*The request*. Below are some records. How many of their lines contain the string "得到了土地"? Give the number only.

*Extracted records*.
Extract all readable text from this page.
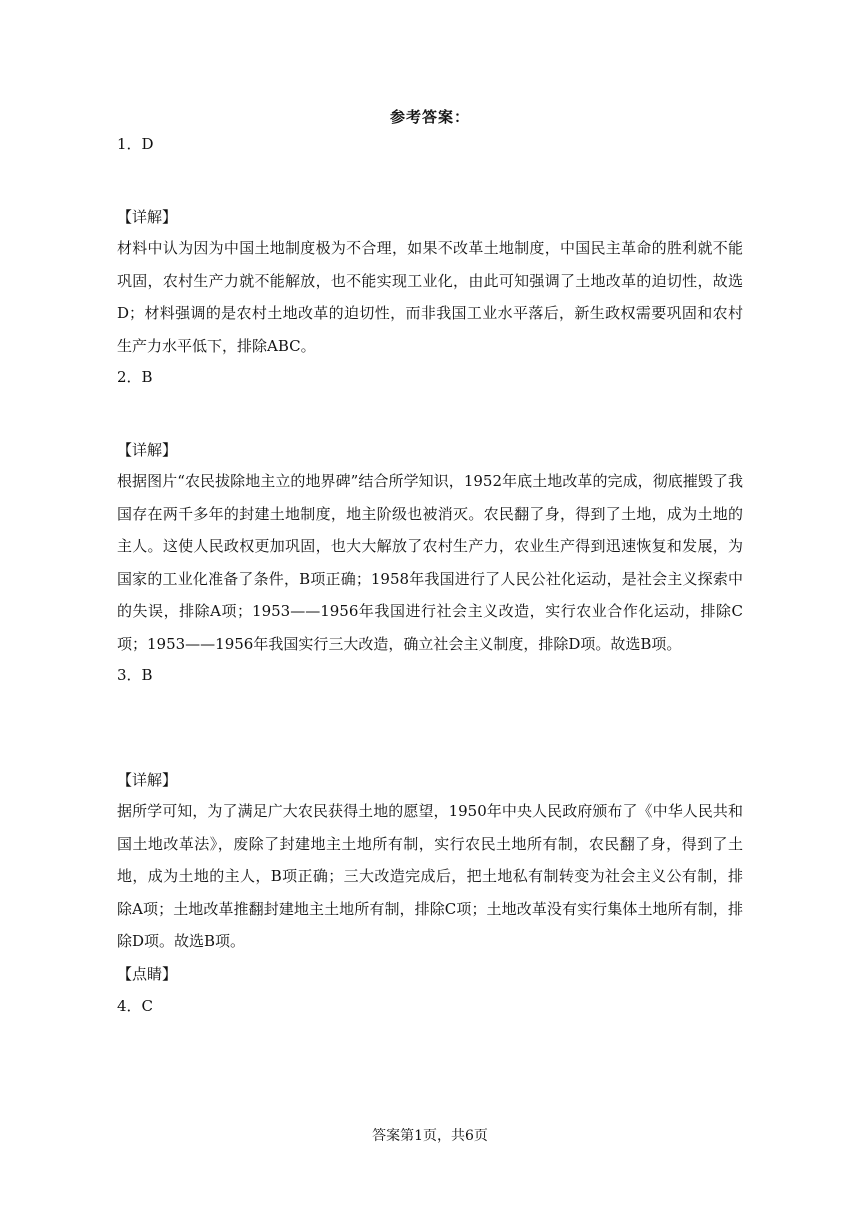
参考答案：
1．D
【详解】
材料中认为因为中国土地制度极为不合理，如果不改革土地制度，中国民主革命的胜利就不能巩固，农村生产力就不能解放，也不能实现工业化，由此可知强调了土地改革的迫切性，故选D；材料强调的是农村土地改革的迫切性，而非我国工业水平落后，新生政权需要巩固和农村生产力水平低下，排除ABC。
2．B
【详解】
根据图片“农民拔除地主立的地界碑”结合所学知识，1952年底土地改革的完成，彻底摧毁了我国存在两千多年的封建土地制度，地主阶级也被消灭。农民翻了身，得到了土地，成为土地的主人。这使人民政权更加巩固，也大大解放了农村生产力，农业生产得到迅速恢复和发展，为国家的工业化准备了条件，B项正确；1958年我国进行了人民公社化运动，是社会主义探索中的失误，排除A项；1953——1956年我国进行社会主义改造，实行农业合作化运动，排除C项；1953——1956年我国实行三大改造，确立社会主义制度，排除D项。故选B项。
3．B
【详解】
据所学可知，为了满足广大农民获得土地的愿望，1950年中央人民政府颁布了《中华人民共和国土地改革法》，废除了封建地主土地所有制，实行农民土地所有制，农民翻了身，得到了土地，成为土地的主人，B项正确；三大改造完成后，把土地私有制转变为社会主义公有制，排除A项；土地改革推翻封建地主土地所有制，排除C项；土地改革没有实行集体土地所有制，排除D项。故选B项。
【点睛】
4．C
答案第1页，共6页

* * *

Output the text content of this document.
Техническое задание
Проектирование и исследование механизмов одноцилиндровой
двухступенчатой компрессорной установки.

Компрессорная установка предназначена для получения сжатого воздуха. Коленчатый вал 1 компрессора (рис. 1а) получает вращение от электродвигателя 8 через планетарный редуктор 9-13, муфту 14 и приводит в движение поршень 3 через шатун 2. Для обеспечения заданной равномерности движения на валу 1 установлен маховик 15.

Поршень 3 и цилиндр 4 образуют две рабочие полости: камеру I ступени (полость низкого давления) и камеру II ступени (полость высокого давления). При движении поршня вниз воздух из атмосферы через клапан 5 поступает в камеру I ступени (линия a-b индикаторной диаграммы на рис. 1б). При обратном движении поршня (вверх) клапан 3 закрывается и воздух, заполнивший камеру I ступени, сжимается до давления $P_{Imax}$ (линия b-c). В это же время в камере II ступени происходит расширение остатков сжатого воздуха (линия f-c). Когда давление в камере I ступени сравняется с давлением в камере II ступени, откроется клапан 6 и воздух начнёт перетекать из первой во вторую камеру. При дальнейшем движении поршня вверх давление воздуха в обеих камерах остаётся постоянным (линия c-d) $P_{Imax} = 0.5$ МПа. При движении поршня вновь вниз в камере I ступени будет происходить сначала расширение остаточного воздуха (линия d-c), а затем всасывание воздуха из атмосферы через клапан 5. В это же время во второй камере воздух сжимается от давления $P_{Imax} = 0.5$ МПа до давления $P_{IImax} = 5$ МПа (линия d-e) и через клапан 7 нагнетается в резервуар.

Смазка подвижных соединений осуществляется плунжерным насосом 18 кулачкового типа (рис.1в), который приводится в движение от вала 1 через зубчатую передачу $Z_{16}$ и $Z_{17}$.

*Answer for the task*. 2